* _Exercise requirements_
All lines in the data bearing the string "智能耳机" should be identified and copied.

* _The data_
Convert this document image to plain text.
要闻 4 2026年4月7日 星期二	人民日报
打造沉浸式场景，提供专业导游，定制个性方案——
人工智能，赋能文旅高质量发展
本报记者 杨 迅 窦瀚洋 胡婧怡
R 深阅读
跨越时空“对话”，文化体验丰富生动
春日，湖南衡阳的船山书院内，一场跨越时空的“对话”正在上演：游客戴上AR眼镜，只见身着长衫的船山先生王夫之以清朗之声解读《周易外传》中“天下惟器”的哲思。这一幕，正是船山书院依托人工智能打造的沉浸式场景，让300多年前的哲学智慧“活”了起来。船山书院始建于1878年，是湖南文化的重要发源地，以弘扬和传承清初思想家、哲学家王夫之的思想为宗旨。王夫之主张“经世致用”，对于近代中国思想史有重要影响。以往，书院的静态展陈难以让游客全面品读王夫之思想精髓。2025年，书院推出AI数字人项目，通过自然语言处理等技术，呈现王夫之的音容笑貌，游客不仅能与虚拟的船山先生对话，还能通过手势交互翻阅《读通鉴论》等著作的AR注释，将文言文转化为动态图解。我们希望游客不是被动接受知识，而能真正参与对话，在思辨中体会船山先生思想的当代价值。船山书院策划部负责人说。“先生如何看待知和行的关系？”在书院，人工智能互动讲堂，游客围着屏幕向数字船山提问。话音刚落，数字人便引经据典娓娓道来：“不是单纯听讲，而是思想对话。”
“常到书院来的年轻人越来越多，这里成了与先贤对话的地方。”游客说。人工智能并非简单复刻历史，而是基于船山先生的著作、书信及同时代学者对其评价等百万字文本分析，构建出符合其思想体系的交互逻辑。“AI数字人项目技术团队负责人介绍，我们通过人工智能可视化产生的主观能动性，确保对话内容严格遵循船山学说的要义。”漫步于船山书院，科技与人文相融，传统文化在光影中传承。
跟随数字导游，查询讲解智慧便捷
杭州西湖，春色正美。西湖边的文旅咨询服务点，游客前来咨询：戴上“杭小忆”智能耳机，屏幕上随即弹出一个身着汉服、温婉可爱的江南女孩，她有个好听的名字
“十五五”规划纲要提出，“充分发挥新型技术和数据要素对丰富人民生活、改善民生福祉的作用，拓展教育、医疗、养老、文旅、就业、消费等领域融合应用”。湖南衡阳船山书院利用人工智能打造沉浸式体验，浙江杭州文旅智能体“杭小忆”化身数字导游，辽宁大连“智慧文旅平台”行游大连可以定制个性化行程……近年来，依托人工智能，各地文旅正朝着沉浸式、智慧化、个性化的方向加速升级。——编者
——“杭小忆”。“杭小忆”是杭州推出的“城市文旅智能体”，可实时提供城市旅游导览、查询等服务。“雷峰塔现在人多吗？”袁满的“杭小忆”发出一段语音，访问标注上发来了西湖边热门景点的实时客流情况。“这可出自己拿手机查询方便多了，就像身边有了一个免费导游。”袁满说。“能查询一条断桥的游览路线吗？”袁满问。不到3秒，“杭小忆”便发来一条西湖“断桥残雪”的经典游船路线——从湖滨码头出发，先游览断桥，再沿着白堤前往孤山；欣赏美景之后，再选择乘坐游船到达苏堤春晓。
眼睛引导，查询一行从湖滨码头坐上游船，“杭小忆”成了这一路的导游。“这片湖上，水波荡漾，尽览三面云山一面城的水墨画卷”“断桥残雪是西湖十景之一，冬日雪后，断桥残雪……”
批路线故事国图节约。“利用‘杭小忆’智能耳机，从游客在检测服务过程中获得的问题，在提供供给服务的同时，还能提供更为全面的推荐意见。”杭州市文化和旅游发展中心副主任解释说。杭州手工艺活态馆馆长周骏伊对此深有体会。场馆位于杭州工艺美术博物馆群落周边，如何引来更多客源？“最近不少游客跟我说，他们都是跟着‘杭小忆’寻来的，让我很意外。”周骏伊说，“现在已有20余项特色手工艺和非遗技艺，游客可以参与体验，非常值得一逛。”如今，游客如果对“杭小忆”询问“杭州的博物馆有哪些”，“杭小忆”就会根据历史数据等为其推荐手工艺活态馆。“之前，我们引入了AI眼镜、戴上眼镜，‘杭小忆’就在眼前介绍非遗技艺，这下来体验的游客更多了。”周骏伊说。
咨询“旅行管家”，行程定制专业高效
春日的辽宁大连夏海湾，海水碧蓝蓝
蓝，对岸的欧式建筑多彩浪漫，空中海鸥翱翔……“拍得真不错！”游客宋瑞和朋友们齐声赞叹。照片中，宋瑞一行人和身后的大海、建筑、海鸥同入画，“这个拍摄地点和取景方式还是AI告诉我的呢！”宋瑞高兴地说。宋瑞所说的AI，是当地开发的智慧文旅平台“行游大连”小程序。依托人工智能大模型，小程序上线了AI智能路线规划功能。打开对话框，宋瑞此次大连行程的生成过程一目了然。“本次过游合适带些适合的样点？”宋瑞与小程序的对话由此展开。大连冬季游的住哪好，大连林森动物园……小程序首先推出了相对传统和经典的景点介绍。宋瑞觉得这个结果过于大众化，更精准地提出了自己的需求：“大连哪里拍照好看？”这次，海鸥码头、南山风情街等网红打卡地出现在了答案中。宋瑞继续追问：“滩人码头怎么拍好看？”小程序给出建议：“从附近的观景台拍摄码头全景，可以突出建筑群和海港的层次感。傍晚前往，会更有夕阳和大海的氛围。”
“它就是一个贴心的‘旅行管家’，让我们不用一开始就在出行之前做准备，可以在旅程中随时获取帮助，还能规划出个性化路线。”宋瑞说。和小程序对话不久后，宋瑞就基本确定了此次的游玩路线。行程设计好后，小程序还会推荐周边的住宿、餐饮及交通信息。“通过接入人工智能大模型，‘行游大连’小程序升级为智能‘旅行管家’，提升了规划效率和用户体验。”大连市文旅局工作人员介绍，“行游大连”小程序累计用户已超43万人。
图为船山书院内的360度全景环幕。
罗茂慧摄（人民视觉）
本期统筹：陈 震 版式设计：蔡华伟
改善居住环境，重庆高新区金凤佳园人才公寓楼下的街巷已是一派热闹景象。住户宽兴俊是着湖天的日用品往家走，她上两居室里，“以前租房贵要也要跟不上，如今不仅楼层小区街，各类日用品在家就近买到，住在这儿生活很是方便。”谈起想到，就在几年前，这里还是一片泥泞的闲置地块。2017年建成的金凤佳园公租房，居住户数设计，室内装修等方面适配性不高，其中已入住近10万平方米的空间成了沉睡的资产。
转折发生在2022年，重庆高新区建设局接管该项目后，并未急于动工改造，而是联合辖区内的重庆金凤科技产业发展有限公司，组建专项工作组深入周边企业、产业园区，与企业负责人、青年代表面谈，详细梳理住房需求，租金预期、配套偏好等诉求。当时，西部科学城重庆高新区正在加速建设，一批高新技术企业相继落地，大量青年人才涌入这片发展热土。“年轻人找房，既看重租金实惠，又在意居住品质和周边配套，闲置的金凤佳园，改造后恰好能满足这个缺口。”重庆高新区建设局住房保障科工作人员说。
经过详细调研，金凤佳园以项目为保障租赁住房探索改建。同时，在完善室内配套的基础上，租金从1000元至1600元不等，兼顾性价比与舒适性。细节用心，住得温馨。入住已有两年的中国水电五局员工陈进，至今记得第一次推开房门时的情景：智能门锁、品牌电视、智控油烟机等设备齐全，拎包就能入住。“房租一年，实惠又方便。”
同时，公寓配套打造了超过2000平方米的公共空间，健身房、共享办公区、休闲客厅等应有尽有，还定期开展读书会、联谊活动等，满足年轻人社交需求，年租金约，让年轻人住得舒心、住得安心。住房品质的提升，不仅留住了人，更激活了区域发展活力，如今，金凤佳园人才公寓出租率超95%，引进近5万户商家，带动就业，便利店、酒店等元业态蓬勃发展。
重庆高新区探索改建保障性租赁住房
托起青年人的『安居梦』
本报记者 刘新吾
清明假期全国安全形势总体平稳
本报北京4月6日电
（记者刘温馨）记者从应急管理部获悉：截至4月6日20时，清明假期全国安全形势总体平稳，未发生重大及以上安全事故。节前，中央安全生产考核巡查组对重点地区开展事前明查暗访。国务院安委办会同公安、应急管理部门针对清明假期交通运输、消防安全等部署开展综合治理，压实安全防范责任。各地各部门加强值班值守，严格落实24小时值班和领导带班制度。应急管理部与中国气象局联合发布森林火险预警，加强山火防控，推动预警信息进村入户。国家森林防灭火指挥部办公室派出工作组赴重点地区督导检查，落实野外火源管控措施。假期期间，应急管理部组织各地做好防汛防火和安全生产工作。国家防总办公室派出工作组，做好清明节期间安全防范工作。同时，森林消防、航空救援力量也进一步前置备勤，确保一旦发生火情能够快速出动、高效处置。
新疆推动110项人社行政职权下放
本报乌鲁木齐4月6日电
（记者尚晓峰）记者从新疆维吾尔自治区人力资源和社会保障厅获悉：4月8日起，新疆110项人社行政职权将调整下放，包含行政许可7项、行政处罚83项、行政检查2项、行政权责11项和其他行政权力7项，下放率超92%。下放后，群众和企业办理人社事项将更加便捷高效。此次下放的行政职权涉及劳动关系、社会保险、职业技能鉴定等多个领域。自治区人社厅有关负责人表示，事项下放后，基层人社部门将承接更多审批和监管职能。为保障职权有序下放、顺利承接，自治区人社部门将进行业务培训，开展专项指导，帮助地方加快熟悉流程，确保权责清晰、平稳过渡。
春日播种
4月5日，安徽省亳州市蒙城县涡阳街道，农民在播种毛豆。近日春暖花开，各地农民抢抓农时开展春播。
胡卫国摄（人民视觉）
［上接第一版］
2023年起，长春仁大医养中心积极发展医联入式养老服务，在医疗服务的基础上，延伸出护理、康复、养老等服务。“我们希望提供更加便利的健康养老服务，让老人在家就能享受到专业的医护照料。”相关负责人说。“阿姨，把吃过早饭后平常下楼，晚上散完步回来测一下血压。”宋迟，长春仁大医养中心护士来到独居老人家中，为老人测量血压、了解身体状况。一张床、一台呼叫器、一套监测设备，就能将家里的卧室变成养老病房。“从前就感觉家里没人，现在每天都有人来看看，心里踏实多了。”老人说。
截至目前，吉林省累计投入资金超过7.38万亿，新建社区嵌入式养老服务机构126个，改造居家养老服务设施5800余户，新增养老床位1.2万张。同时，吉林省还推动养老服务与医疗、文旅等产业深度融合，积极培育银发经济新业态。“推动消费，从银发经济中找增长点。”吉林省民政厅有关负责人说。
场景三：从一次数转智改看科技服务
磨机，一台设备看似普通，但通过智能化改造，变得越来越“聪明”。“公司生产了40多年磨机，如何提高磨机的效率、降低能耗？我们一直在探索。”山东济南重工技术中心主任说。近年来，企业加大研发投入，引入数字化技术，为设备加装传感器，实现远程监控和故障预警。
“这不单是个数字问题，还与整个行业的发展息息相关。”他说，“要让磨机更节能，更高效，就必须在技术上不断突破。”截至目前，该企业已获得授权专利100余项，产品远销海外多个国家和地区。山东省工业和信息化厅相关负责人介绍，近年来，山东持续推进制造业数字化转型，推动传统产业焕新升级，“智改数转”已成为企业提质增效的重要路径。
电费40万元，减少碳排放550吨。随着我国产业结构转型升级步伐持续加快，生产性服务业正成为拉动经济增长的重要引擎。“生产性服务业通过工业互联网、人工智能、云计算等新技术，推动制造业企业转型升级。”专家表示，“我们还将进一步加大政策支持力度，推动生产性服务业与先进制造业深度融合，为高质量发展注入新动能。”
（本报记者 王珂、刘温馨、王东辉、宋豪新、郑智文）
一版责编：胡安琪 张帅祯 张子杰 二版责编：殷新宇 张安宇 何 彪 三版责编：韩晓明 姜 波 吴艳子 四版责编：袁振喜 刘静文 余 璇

* _Solution to this exercise_
杭州西湖，春色正美。西湖边的文旅咨询服务点，游客前来咨询：戴上“杭小忆”智能耳机，屏幕上随即弹出一个身着汉服、温婉可爱的江南女孩，她有个好听的名字
批路线故事国图节约。“利用‘杭小忆’智能耳机，从游客在检测服务过程中获得的问题，在提供供给服务的同时，还能提供更为全面的推荐意见。”杭州市文化和旅游发展中心副主任解释说。杭州手工艺活态馆馆长周骏伊对此深有体会。场馆位于杭州工艺美术博物馆群落周边，如何引来更多客源？“最近不少游客跟我说，他们都是跟着‘杭小忆’寻来的，让我很意外。”周骏伊说，“现在已有20余项特色手工艺和非遗技艺，游客可以参与体验，非常值得一逛。”如今，游客如果对“杭小忆”询问“杭州的博物馆有哪些”，“杭小忆”就会根据历史数据等为其推荐手工艺活态馆。“之前，我们引入了AI眼镜、戴上眼镜，‘杭小忆’就在眼前介绍非遗技艺，这下来体验的游客更多了。”周骏伊说。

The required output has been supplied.